### GIVEN TEXT ###
Invariant: Archived Facts are never deleted. The archive is append-only, just like the ledger itself.

On-demand exports and system backups.

Export Types:

  • Tenant data export (GDPR, offboarding)
  • System backup snapshots
  • Migration artifacts

Naming Convention:

{tenant_id}/export/{export_type}/{timestamp}_{export_id}.{ext}
_system/backup/{backup_type}/{timestamp}_{backup_id}.{ext}
Examples:
tenant_abc/export/full/2025-01-15_exp_001.zip
_system/backup/d1/2025-01-15_bak_001.sqlite

R2 supports presigned URLs for secure, time-limited access without exposing credentials.

ScenarioURL TypeExpiry
Playback recording in UIGET15 minutes
Download transcriptGET1 hour
Upload documentPUT15 minutes
Export downloadGET24 hours
// Worker generates presigned URL
async function getRecordingUrl(tenant_id: string, recording_path: string): Promise<string> {
// Verify caller has access to tenant
// ...
const url = await env.R2_BUCKET.createSignedUrl(recording_path, {
action: 'get',
expiresIn: 900 // 15 minutes
});
return url;
}
// Client receives presigned URL, fetches directly from R2
// No traffic through Workers for large file downloads

Security Notes:

  • Never expose R2 bucket credentials to clients
  • Always validate tenant access before generating presigned URLs
  • Use shortest reasonable expiry times
  • Log presigned URL generation (who, what, when)

For auditability, presigned URL generation can be tracked:

Fact {
type: "invocation",
subtype: "presigned_url_generated",
tenant_id: "tenant_abc",
user_id: "user_123",
data: {
object_path: "tenant_abc/context/invocation/inv_123/recording/...",
action: "get",
expires_in_seconds: 900,
purpose: "recording_playback"
}
}

R2 supports object lifecycle rules for automatic management.

Bucket/PrefixRuleAction
*/context/invocation/*Age > 90 daysDelete (unless archived)
*/context/asset/*Age > 365 daysDelete (unless flagged)
*/archive/*NeverNo automatic deletion
*/export/*Age > 30 daysDelete
_system/backup/*Keep last 30Delete oldest beyond 30

Tenants can request extended retention via billing Config:

Config {
type: "billing",
applies_to: "tenant_abc",
settings: {
recording_retention_days: 365, // Override default 90
export_retention_days: 90 // Override default 30
}
}

Lifecycle Workflow:

  1. Lifecycle Worker runs daily
  2. Queries objects approaching expiry
  3. Checks for tenant retention overrides
  4. Checks for hold flags (legal, compliance)
  5. Deletes eligible objects
  6. Records lifecycle Fact
Fact {
type: "lifecycle",
subtype: "objects_deleted",
entity_id: "tenant_abc",
data: {
prefix: "tenant_abc/context/invocation/",
objects_deleted: 1234,
bytes_freed: 5678901234,
policy: "default_90_day"
### INFORMATION SUPPLIED ###
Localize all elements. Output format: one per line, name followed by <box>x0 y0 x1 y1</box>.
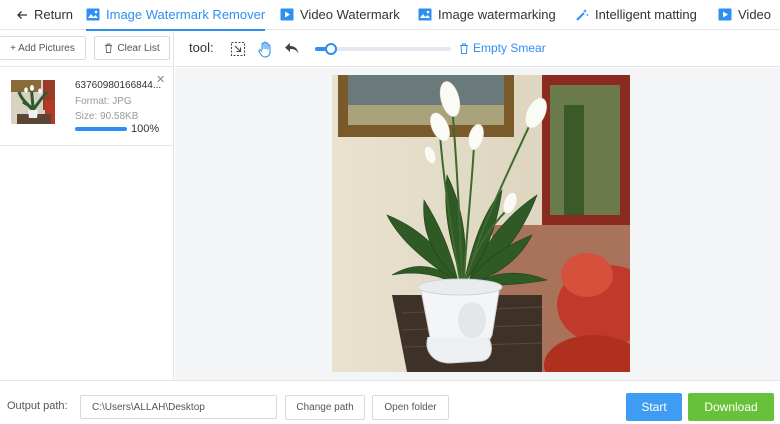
###
*WHAT YOU WILL DO*.
- a) Print the R2 storage passage from "Invariant: Archived Facts" to "export (GDPR, offboarding)".
- b) Carry the R2 storage passage forward from its final line.
The data here is unrelated to the R2 storage passage.

*RESULTS FOR THE EXERCISE*.
- a)
Invariant: Archived Facts are never deleted. The archive is append-only, just like the ledger itself.

On-demand exports and system backups.

Export Types:

  • Tenant data export (GDPR, offboarding)

- b)
}
}

Data TypeStorageRationale
Facts (hot)DO ledger + D1Queryable, fast, need cross-entity joins
Facts (cold)R2 archiveBulk storage, rare access, compliance
ConfigsDO + D1Versioned, queryable, frequently accessed
EntitiesDO + D1Queryable, relationships matter
Cached StateDO memory/SQLiteHot path, single-entity access
RecordingsR2Large blobs, served directly to clients
TranscriptsR2Large text, referenced from Facts
DocumentsR2Variable size, user-uploaded content
ExportsR2Large, temporary, downloadable
Is it a blob > 1 KB?
├── Yes → R2 (reference from Facts)
└── No → Is it queryable across entities?
├── Yes → D1
└── No → Is it per-entity state?
├── Yes → DO (ledger or cache)
└── No → Probably doesn't need storage
ThresholdGuidance
< 1 KBCan be in Fact.data if truly needed
1 KB - 100 KBR2, consider inline for critical data
100 KB - 100 MBR2, standard upload
> 100 MBR2, multipart upload required

// Bind R2 bucket in wrangler.toml
// [[r2_buckets]]
// binding = "CONTEXT_BUCKET"
// bucket_name = "z0-context"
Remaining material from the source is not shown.